Problem
Separate out the lines that hold "title".

Extracted records
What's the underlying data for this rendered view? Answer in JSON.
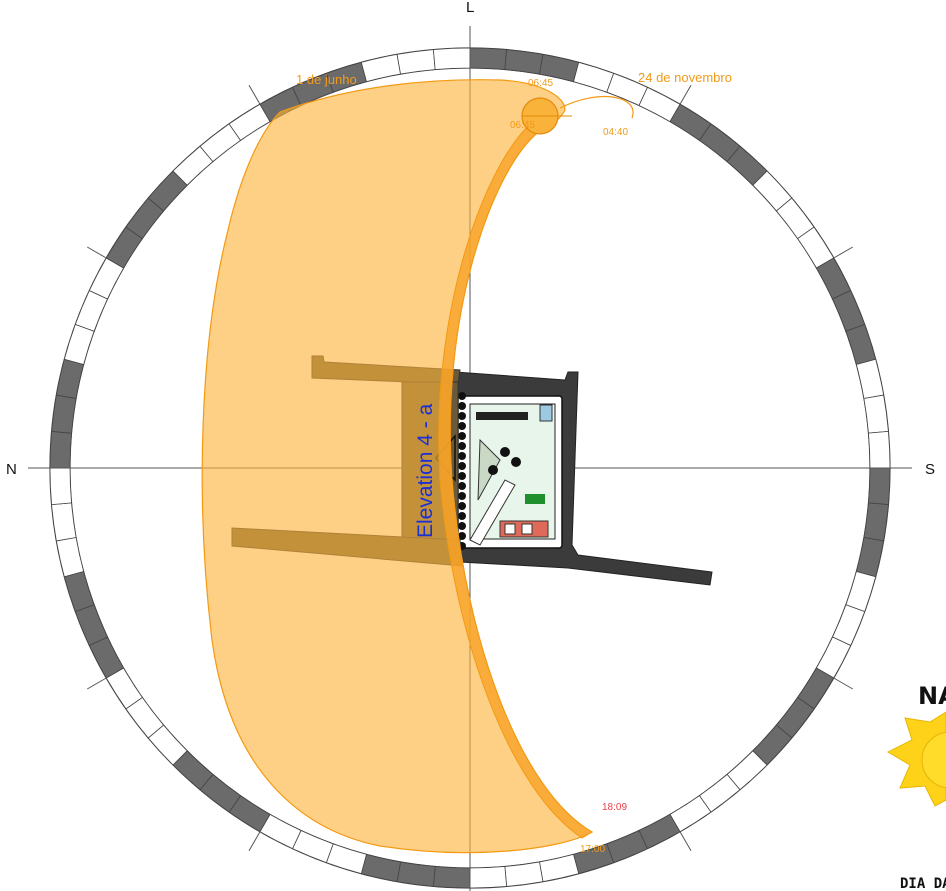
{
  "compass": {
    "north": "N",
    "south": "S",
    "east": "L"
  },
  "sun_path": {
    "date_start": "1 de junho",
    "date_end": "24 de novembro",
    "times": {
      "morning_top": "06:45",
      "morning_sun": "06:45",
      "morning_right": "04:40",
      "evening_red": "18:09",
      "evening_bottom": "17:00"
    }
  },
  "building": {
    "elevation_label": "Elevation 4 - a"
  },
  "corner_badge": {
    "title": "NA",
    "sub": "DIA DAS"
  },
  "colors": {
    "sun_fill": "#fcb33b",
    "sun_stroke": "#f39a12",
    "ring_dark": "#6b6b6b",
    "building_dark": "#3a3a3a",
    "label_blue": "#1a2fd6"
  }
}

--

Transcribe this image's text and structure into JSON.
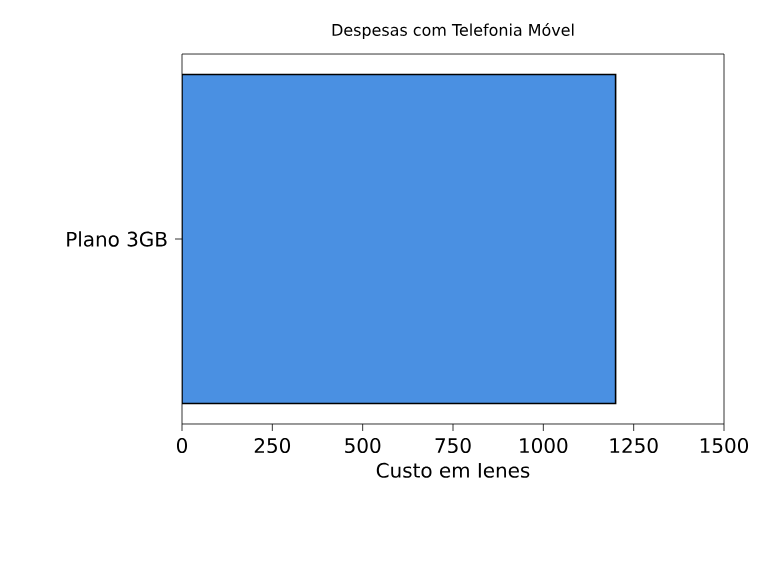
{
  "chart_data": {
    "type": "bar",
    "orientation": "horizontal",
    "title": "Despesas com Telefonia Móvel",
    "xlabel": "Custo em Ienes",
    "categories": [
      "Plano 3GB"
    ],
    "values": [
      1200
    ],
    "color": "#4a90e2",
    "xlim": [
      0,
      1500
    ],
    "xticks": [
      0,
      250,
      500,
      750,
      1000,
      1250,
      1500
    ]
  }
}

Reply
    "title": "NA",
    "title": "Despesas com Telefonia Móvel",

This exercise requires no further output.